=== Page excerpt ===

The country looks set to maintain the country’s inflation rate at single digit as economy heads in positive direction, the Reserve Bank of Malawi (RBM) has said.
Malawi’s headline inflation is now at 7.7 percent, thus according to information the National Statistical Office (NSO) released last month.
According to NSO, the headline inflation for November, 2017 went one step down from October’s 8.3 percent compared to the headline inflation of 20.1 percent for the same period last year (October 2016).
The continued fall in inflation is largely driven by wide food availability, resulting in prices remaining subdued. Currently, the country’s staple food, maize, is trading at an average price of K4,500 per 50 kilogramme bag.
And RBM Governor, Dalitso Kabambe revealed to the local media the plan to also maintain the import cover above three months, which is a rule of thumb, and increasing diaspora remittances from $38 million (K28 billion) to $200 million (K147 billion).

=== Given entries ===

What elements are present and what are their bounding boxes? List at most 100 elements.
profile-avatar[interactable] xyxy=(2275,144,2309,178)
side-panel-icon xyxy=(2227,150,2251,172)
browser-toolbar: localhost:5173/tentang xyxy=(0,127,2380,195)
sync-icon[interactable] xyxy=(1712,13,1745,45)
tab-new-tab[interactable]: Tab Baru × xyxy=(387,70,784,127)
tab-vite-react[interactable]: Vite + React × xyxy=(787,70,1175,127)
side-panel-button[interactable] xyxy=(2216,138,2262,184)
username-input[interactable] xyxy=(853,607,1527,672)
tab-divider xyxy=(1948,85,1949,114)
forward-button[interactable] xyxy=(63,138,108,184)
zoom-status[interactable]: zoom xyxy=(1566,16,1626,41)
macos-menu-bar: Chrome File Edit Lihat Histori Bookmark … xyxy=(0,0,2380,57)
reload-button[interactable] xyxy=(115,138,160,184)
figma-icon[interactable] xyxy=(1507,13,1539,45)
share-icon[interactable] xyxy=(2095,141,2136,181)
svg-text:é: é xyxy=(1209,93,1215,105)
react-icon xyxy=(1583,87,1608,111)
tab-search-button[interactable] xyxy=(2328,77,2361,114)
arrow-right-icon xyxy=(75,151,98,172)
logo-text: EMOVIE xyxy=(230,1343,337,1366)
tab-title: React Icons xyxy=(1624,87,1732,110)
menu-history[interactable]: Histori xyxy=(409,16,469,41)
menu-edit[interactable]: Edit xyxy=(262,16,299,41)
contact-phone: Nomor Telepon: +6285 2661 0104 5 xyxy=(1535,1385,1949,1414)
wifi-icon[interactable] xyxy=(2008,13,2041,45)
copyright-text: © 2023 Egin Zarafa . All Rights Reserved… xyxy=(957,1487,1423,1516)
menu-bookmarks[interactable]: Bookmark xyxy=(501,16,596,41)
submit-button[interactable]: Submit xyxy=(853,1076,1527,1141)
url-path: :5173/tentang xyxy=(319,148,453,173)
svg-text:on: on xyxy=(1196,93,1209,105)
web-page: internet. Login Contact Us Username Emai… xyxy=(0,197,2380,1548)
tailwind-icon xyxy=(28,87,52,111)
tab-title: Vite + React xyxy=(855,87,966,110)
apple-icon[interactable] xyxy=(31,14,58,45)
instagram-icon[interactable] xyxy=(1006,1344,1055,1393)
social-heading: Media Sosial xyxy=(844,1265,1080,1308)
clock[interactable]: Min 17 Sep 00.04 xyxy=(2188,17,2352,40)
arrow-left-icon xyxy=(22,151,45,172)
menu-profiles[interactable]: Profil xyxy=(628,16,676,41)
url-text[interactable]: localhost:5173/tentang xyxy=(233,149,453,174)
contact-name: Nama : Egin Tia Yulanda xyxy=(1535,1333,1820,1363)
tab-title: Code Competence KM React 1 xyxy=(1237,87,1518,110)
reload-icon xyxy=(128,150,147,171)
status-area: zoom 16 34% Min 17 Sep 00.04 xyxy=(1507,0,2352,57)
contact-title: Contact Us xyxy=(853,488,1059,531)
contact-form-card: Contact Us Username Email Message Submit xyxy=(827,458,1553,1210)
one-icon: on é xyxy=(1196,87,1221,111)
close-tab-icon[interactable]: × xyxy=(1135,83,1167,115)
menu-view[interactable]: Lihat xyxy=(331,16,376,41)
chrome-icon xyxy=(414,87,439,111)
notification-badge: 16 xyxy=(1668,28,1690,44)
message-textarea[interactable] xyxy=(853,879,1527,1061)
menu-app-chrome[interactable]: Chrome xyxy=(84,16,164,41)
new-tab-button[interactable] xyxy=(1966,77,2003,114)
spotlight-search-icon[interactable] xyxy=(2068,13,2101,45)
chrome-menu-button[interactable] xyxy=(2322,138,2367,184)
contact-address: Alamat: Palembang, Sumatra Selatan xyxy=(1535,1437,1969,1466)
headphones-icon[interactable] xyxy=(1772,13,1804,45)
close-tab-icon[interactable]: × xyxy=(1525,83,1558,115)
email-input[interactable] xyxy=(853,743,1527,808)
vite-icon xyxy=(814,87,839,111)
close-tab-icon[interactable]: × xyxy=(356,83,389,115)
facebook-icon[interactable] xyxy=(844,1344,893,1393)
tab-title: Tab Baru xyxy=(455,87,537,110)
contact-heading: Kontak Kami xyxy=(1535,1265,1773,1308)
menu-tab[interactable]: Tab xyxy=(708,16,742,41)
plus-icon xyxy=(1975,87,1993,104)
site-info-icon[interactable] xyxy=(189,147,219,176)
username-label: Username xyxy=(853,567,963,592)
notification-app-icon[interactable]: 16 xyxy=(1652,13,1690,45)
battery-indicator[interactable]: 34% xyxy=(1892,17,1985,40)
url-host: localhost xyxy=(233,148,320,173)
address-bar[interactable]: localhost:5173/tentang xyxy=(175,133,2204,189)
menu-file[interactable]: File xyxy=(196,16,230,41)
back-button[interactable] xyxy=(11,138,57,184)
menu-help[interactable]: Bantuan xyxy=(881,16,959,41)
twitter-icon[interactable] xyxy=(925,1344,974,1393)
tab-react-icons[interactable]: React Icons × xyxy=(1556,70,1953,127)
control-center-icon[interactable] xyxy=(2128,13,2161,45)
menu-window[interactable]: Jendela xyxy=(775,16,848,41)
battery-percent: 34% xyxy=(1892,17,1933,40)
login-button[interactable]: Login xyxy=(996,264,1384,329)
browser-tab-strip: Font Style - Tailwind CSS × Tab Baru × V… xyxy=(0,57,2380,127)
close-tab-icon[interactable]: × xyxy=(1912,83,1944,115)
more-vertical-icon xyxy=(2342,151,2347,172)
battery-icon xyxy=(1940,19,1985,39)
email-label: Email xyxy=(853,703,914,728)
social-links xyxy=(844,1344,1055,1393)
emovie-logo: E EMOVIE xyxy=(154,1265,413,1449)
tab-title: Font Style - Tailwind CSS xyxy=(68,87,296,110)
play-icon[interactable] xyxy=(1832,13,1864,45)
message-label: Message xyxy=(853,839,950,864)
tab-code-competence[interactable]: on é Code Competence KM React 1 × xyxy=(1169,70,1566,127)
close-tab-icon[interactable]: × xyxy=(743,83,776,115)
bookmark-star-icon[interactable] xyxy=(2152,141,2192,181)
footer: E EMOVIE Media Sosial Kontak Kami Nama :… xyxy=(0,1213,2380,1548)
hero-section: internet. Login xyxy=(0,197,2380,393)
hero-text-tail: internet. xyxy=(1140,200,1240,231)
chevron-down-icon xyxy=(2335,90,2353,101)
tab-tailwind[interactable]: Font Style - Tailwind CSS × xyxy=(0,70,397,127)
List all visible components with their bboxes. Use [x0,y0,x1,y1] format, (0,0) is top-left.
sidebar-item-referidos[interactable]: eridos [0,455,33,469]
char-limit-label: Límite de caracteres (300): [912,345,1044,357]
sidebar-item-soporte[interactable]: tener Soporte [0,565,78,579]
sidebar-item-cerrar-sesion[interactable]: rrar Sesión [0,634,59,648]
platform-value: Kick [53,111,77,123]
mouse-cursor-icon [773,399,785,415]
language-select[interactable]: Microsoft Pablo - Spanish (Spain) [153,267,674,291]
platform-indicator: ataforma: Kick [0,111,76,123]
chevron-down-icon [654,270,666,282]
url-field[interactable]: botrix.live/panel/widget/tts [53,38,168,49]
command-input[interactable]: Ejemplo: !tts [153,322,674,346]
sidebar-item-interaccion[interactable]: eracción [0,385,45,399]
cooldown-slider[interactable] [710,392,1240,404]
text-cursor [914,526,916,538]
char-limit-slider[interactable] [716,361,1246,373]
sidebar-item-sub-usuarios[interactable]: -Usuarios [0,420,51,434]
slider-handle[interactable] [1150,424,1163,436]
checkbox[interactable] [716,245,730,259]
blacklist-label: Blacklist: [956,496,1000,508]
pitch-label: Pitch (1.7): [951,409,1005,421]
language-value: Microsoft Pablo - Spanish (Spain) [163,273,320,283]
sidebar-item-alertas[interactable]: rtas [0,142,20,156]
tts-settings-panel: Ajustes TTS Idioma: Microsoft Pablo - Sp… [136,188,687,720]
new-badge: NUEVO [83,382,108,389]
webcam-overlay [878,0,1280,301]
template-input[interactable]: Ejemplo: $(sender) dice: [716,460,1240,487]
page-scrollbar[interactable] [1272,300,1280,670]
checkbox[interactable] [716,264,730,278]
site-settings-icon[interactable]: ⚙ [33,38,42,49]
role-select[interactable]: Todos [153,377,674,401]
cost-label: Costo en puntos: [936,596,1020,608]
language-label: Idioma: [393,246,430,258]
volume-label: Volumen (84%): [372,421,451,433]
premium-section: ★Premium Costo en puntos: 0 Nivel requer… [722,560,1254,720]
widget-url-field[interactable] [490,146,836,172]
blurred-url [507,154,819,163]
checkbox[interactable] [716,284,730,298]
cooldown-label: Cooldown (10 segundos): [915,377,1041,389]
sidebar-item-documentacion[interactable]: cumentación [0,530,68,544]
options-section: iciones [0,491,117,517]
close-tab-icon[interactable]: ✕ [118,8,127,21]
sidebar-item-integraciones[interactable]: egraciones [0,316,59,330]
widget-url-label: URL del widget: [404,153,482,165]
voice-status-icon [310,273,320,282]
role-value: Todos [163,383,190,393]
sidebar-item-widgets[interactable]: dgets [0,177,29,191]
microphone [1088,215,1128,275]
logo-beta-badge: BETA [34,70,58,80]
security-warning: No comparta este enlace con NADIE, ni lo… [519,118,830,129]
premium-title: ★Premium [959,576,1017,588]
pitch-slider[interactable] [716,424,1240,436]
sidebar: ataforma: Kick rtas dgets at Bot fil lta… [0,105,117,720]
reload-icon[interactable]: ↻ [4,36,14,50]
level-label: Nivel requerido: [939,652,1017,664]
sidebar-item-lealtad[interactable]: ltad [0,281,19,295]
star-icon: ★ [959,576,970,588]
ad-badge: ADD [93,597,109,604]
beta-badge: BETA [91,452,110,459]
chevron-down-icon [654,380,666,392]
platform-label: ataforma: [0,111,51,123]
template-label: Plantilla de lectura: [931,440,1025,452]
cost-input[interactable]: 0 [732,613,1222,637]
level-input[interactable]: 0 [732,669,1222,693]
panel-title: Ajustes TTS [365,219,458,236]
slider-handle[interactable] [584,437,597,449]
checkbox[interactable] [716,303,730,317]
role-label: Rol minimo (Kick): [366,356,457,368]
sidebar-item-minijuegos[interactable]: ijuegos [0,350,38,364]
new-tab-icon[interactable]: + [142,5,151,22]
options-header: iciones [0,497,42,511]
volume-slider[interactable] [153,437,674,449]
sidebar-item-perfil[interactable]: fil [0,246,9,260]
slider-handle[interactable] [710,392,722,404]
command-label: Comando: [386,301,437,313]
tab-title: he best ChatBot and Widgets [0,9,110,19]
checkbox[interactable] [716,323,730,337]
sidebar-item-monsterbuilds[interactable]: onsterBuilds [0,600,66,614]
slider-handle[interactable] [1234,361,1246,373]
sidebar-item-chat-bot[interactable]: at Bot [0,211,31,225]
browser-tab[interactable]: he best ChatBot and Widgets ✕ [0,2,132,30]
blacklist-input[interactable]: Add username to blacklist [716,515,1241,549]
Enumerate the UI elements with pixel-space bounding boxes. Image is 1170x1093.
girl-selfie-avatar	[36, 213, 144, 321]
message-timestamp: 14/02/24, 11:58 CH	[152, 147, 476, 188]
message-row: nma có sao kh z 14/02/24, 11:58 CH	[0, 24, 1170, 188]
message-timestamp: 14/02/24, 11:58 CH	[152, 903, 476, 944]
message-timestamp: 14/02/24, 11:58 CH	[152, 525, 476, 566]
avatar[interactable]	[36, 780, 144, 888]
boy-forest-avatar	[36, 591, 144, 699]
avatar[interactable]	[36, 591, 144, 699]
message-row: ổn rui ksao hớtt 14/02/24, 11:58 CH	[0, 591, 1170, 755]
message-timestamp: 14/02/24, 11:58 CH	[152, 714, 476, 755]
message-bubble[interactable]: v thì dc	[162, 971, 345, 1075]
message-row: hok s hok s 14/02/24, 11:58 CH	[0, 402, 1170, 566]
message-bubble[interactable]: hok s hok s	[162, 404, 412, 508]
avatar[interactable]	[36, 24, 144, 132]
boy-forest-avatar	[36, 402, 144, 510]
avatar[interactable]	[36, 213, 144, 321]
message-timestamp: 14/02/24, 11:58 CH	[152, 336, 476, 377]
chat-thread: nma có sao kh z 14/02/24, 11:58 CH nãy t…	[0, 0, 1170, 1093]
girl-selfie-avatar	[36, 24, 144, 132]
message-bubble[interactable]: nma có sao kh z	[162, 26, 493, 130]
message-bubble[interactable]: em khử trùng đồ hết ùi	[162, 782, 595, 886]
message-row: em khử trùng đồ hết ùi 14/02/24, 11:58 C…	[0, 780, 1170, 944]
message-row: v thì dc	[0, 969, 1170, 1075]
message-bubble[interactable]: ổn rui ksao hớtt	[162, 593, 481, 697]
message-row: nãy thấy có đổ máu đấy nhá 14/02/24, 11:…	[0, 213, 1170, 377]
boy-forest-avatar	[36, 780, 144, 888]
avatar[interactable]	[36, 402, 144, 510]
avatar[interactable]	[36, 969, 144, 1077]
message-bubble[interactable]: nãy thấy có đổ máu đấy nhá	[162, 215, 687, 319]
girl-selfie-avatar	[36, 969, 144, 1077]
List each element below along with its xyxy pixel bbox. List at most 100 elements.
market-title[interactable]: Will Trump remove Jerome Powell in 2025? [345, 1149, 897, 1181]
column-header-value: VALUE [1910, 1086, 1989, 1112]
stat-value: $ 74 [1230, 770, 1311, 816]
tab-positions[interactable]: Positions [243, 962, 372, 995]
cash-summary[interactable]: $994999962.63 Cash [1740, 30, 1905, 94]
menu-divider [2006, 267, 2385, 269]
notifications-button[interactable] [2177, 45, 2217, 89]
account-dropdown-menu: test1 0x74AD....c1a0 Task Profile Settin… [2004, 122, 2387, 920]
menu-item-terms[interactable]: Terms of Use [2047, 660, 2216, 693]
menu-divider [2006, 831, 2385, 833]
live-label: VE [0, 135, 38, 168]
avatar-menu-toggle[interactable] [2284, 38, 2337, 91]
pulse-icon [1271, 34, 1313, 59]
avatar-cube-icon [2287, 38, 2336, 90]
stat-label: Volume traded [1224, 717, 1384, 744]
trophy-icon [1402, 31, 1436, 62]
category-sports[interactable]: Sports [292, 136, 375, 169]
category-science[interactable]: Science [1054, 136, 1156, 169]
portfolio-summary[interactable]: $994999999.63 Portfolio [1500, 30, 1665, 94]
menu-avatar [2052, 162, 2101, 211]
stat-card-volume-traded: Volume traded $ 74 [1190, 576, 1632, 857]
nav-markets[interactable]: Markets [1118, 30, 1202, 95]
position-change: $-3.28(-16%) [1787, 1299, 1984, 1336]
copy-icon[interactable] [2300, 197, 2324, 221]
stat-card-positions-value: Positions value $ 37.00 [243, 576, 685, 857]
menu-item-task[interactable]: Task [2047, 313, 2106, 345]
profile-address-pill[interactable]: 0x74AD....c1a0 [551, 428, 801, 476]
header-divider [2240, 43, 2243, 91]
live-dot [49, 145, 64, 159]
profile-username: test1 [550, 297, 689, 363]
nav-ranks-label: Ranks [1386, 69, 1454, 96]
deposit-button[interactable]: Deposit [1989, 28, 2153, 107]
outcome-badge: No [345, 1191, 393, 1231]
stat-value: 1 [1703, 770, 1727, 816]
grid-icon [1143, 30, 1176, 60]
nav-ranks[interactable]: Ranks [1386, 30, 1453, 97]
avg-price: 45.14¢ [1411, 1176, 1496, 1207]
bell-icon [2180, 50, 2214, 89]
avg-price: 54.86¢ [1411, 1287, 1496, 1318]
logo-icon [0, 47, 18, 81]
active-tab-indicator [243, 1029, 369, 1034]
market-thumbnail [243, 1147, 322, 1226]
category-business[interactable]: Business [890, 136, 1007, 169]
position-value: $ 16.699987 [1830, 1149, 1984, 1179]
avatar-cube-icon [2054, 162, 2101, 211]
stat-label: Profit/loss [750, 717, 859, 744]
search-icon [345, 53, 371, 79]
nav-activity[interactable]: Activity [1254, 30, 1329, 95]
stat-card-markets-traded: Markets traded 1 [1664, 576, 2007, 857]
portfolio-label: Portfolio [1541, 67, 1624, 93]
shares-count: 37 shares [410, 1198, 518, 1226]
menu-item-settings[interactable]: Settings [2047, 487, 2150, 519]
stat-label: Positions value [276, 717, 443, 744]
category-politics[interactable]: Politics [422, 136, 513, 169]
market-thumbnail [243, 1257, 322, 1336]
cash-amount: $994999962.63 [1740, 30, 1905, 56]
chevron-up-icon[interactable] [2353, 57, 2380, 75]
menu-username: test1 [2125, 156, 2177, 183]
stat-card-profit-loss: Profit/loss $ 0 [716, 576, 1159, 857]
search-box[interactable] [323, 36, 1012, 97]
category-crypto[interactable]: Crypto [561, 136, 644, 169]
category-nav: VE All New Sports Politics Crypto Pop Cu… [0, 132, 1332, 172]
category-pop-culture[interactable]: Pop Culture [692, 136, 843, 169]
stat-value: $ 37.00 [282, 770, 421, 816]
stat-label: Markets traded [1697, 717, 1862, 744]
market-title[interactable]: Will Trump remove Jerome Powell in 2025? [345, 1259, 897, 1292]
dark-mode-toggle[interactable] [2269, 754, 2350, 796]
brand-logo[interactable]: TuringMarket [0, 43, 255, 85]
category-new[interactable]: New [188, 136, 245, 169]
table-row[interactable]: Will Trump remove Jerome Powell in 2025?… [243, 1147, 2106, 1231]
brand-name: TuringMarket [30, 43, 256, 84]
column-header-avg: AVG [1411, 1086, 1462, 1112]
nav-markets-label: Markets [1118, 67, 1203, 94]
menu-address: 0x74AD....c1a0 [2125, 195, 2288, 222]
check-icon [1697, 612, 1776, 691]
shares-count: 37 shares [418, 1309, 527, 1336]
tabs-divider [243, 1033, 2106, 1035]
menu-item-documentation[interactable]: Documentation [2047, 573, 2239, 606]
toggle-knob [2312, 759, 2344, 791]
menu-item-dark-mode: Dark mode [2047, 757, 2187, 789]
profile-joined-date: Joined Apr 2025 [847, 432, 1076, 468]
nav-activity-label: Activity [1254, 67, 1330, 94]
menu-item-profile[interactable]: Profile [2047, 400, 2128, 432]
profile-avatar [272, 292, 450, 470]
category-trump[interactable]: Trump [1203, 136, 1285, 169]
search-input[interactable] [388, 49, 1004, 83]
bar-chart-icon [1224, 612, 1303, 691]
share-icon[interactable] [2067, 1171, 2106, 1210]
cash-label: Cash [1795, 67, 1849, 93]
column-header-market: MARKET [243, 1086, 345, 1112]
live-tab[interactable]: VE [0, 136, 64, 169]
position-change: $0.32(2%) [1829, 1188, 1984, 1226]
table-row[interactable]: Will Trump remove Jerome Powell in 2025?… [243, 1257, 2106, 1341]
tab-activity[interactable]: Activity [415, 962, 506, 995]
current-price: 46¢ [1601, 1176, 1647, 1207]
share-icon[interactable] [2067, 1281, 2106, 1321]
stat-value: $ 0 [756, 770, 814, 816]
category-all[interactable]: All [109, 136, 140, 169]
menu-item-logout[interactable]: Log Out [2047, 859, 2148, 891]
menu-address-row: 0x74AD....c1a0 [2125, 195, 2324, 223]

===

Write the next part of the article on Malawi's falling inflation rate, starting right after its final sentence.

“As a central bank, we have set for ourselves ambitious targets which are tough but achievable. If we do not experience any other shocks in the agriculture sector or increase of oil prices on the global market, we will achieve them,” said Kabambe during the launch of the bank’s 2018 Strategic Plan in Lilongwe.
“To show our seriousness I have signed commitments with all directors who will be responsible to ensure that these targets are met,” added Kabambe.
The 2018 Strategic Plan is, among other things, aimed at helping RBM to eliminate transfer pricing and illegal externalization of foreign exchange in partnership with Malawi Revenue Authority (MRA), the Malawi Police Service, Immigration Department and other agencies.
With regards to deepening the financial market, the central bank wants to increase the number of listed companies on the Malawi Stock Exchange (MSE) by five from the current 13, implement the automated trading system and upgrade the central security depository.
RBM also wants to increase the usage of electronic payments from 13 percent to 25 percent through the full implementation of the National Taskforce on Electronic Payments (Ntep) roadmap and increase allocation of pension funds in infrastructure projects from seven percent to 17 percent.
“Through the same targets, we also want to attract at least three prospective bank investors to establish banking services, including the establishment of the development bank in partnership with the Ministry of Finance, Economic Planning and Development,” he said.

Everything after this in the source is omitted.